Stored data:
>> Start
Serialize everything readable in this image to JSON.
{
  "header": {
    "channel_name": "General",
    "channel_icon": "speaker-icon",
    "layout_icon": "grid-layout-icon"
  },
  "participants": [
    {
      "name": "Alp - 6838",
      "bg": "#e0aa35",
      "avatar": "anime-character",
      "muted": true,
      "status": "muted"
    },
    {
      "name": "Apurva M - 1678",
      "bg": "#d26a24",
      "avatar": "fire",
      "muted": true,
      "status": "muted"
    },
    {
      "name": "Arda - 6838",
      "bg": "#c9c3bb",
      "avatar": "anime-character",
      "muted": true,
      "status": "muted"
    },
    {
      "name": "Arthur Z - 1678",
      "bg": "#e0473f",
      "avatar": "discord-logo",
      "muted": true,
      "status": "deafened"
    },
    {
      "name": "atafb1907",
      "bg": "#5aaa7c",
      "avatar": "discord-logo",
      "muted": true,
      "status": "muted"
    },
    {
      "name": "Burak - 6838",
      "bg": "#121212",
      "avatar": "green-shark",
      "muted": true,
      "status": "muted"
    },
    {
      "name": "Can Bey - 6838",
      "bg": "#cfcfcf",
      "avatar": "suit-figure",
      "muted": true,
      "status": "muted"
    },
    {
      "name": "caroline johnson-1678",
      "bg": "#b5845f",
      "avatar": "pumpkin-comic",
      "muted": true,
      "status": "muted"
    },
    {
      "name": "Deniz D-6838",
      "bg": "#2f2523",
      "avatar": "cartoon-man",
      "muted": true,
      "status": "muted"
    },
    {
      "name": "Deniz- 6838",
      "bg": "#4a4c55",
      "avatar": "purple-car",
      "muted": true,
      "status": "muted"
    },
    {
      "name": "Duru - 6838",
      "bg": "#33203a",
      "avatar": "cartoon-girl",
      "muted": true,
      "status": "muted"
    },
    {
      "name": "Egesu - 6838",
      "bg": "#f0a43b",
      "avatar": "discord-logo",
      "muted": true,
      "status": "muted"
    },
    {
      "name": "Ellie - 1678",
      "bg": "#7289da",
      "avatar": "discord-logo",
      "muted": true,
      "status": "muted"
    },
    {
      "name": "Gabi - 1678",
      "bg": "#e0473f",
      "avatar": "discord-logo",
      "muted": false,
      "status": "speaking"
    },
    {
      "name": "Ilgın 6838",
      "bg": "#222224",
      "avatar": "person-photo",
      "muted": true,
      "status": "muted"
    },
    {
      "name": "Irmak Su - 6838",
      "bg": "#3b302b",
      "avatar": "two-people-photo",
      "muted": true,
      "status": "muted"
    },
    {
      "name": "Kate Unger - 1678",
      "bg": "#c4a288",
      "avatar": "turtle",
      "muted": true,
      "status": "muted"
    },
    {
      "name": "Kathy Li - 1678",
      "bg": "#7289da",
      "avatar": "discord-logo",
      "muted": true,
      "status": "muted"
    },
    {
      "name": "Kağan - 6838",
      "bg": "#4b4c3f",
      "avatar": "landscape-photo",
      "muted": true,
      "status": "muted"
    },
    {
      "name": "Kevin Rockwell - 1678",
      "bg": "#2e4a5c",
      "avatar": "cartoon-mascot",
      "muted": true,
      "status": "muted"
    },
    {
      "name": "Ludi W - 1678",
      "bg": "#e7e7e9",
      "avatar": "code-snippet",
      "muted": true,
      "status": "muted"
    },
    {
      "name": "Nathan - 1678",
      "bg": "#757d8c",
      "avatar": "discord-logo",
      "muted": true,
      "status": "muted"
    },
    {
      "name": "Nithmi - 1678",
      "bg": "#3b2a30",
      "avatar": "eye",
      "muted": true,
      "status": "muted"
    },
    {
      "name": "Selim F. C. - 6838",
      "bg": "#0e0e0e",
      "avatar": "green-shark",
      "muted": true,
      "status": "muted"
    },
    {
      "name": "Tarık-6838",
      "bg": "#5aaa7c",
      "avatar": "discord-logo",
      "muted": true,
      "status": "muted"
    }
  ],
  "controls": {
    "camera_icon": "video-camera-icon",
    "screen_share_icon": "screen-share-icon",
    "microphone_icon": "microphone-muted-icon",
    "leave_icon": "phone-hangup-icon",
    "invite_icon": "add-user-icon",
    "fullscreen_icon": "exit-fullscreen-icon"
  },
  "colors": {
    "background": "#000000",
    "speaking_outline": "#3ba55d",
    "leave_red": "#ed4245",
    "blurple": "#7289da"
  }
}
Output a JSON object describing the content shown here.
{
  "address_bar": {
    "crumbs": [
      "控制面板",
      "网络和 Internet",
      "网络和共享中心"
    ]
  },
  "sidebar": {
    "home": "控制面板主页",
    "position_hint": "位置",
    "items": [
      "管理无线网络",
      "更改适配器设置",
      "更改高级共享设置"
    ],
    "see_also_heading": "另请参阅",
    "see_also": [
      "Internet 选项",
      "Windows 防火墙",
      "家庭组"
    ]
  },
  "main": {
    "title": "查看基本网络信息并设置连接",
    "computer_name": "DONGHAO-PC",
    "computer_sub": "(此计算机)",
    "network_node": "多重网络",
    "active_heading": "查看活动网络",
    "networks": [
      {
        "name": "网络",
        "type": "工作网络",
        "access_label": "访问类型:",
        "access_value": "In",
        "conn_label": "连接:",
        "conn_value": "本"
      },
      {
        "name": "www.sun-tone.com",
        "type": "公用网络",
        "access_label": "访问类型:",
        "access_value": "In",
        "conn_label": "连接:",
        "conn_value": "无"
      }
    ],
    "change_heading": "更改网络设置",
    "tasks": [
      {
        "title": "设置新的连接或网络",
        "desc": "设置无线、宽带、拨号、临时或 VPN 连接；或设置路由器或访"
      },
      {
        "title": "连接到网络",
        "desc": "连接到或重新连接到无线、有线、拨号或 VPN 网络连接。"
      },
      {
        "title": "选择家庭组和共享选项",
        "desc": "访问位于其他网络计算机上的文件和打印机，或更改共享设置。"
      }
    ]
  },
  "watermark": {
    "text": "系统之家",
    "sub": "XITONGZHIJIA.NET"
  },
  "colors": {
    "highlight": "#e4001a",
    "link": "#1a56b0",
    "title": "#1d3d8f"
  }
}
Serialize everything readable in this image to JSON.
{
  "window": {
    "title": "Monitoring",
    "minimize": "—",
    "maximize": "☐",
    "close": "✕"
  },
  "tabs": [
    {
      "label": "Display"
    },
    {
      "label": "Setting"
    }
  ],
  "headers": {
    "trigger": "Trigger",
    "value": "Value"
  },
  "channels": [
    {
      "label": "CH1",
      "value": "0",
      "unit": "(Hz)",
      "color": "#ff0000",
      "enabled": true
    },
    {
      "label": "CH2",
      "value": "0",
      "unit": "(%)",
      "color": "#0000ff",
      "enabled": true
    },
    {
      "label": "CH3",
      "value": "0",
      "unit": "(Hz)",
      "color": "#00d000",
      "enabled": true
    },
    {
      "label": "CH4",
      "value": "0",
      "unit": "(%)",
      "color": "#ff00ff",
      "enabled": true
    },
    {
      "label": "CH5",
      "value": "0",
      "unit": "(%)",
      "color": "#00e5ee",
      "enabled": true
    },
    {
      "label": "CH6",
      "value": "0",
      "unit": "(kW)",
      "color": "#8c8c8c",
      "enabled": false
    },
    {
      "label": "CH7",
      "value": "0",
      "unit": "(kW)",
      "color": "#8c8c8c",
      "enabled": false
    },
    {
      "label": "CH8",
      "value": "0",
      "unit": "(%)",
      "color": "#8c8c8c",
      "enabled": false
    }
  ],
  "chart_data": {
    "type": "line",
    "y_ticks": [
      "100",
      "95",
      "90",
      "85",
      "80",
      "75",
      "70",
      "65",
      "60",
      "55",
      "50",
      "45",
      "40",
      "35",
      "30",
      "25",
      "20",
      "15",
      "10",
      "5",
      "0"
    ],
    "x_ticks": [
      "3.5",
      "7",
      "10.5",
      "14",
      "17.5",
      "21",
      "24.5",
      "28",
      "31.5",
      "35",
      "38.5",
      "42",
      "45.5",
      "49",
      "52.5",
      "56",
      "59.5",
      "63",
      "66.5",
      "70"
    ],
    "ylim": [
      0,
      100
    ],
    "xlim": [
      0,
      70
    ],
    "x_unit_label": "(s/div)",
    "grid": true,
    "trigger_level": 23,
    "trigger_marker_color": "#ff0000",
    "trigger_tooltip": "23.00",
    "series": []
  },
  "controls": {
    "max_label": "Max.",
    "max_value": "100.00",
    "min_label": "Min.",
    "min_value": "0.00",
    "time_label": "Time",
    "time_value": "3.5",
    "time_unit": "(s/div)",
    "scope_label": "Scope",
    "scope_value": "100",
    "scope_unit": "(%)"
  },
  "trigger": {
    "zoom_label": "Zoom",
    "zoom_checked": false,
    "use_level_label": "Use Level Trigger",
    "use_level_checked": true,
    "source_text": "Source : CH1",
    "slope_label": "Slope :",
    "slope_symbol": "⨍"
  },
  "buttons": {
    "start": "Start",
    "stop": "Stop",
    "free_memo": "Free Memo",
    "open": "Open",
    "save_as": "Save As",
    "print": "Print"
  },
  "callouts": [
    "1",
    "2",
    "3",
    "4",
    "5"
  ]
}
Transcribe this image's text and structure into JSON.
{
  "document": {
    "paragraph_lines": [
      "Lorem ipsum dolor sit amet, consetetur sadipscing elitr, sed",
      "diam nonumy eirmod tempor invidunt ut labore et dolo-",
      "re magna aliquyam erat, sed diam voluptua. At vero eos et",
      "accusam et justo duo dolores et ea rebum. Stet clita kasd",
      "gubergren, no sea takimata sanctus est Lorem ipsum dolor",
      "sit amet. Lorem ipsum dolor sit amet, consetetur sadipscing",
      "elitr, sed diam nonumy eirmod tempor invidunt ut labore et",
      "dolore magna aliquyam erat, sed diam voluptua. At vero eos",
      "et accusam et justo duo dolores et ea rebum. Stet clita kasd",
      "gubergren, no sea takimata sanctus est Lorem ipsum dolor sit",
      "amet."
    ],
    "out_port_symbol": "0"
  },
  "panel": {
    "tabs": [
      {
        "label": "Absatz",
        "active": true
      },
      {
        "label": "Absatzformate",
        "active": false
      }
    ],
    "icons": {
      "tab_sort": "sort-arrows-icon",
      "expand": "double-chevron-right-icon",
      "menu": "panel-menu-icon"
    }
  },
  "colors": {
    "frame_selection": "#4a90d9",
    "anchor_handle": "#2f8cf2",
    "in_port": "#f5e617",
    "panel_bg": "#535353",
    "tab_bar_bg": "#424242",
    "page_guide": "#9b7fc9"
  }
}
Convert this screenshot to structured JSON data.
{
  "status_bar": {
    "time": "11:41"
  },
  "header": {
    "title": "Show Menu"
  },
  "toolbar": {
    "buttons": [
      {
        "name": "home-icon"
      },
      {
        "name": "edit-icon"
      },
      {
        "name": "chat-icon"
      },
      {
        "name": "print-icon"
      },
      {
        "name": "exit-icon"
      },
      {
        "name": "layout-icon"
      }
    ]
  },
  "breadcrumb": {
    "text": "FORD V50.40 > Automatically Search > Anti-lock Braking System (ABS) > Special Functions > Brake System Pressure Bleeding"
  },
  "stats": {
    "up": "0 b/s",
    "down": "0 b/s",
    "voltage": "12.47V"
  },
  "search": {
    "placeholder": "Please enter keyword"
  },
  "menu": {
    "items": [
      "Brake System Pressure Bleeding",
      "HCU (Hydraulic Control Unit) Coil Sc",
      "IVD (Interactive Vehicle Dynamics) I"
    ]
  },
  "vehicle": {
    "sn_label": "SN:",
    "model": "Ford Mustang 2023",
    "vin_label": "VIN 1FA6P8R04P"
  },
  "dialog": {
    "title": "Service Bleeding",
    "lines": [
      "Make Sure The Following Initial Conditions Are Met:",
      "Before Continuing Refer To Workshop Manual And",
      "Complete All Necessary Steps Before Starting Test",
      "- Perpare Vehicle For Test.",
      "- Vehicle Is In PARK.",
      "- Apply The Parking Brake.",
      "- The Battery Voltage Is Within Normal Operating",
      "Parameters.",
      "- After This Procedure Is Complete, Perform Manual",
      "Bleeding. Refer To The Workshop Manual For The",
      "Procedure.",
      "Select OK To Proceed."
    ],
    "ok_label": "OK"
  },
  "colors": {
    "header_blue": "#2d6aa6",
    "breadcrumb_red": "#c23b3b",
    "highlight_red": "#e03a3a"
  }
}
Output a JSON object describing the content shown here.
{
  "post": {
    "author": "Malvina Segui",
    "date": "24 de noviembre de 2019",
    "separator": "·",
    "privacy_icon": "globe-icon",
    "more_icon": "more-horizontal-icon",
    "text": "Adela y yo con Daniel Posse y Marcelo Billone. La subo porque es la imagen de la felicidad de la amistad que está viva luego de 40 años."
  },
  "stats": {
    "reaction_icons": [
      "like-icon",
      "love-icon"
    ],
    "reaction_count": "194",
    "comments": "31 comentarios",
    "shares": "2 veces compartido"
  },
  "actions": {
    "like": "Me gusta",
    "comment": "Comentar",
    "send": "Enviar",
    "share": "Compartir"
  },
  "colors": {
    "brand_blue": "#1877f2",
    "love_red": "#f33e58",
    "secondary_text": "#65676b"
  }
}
>> End
**OBJECTIVE:** In the entries above, find each line with the word "Workshop" and copy it.

**TASK SOLUTION:**
      "Before Continuing Refer To Workshop Manual And",
      "Bleeding. Refer To The Workshop Manual For The",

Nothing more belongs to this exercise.